"Saya penuh kasih sayang, saya senang disayangi, dan tentunya saya menyayangi Allah tercinta. Jadi, tidak, saya tidak berniat menjadi kontroversial," kata amina.
"Namun, saya memahami bahwa aspek-aspek tertentu [seperti] kesejahteraan manusia harga diri, keadilan, rasa hormat, saling timbal balik, adalah hal-hal tanpa syarat. Jika Anda memberikan syarat pada wanita atau non-biner untuk mendapatkan keutuhan diri sebagai manusia, saya cenderung teguh pada pendirian saya sebagai oposisi akan hal itu," jelas ia.
Meski motivasi amina di balik penulisan Quran and Woman sarat akan nilai kesetaraan gender, ia mengaku kala itu tidak memandang dirinya sebagai seorang feminis.
Dia bahkan cenderung menolak label tersebut.
Begitu pun ketika ia memimpin ibadah shalat Jumat.
"Saya merasa tidak memerlukan hal lain selain Islam dan terus berkembang, belajar, dan memeluk Islam," kata amina.

• Baris data:
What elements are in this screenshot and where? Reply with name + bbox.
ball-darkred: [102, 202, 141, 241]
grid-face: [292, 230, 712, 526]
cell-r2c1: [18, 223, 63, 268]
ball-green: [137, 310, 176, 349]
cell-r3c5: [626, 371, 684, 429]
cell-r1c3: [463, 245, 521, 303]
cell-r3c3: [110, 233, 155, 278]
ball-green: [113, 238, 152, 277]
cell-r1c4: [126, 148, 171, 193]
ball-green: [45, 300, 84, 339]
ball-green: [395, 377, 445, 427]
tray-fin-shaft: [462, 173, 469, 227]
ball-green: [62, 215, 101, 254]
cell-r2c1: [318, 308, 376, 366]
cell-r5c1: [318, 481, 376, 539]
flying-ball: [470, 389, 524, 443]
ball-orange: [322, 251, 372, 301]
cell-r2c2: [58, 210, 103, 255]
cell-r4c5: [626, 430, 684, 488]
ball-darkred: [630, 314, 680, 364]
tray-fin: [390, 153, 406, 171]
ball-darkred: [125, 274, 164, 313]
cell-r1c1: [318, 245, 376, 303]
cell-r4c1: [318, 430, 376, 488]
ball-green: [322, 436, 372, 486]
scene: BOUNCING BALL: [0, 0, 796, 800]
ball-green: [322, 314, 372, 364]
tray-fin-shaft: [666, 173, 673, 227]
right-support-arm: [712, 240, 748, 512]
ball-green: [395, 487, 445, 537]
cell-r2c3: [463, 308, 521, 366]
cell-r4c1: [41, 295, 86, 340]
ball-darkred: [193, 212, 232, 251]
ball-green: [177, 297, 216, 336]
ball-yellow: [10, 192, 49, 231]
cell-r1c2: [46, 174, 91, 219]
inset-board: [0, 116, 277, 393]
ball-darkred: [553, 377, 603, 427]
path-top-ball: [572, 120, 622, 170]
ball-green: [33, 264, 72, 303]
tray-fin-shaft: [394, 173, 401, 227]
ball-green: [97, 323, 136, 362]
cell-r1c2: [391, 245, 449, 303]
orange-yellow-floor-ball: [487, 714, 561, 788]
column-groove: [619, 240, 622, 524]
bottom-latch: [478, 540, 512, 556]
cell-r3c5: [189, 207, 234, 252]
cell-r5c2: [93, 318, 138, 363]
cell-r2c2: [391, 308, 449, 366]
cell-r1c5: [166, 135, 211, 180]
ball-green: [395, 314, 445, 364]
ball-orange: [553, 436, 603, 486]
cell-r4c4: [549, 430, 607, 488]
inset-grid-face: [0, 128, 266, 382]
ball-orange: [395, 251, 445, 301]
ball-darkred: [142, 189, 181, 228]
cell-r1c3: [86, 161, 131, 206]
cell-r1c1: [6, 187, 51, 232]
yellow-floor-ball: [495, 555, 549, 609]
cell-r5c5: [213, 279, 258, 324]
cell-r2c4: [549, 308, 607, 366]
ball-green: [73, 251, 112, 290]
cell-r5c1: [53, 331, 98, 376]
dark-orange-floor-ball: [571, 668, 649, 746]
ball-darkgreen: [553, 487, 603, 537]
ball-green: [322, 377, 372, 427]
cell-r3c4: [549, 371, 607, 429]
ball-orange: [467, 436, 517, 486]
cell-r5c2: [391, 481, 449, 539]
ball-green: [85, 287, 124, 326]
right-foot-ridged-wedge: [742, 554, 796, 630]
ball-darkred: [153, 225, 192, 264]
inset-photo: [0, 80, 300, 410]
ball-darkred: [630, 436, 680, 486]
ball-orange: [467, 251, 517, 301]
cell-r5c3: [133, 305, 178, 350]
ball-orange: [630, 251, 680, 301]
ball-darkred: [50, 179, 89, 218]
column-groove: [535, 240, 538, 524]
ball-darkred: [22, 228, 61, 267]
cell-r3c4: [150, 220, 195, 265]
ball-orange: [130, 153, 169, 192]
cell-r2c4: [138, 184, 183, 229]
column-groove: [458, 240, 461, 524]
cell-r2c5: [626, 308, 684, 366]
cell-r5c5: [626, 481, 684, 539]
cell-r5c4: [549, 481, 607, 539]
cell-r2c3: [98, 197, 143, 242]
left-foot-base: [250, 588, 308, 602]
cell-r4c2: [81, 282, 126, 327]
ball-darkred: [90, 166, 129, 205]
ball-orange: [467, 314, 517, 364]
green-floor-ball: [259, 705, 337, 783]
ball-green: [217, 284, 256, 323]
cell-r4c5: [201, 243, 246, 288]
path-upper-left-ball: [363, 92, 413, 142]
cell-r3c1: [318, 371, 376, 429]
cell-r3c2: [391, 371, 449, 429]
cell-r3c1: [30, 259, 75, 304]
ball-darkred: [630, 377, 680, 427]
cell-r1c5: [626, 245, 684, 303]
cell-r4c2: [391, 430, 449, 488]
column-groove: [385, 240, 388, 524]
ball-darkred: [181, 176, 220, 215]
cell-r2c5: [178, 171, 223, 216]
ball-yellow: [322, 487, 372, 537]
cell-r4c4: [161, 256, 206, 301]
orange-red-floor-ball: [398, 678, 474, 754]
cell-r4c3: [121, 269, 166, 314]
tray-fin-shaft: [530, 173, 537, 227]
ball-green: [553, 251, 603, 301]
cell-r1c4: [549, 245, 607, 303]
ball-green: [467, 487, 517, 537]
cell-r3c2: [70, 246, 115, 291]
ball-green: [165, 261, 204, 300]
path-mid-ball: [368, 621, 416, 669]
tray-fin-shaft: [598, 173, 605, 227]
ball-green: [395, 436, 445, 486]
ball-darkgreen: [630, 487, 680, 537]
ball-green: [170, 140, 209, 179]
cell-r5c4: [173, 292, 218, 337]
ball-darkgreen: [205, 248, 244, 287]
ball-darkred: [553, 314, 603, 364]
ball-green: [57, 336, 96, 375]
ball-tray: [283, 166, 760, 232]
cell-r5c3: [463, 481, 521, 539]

• Instruksi tugas: Menurut kalimat dalam kutipan teks yang diawali "Saya merasa tidak memerlukan hal lain selain Islam", apa saja yang terus dilakukan amina? Sebutkan semuanya.

• Jawaban benar: berkembang, belajar, memeluk Islam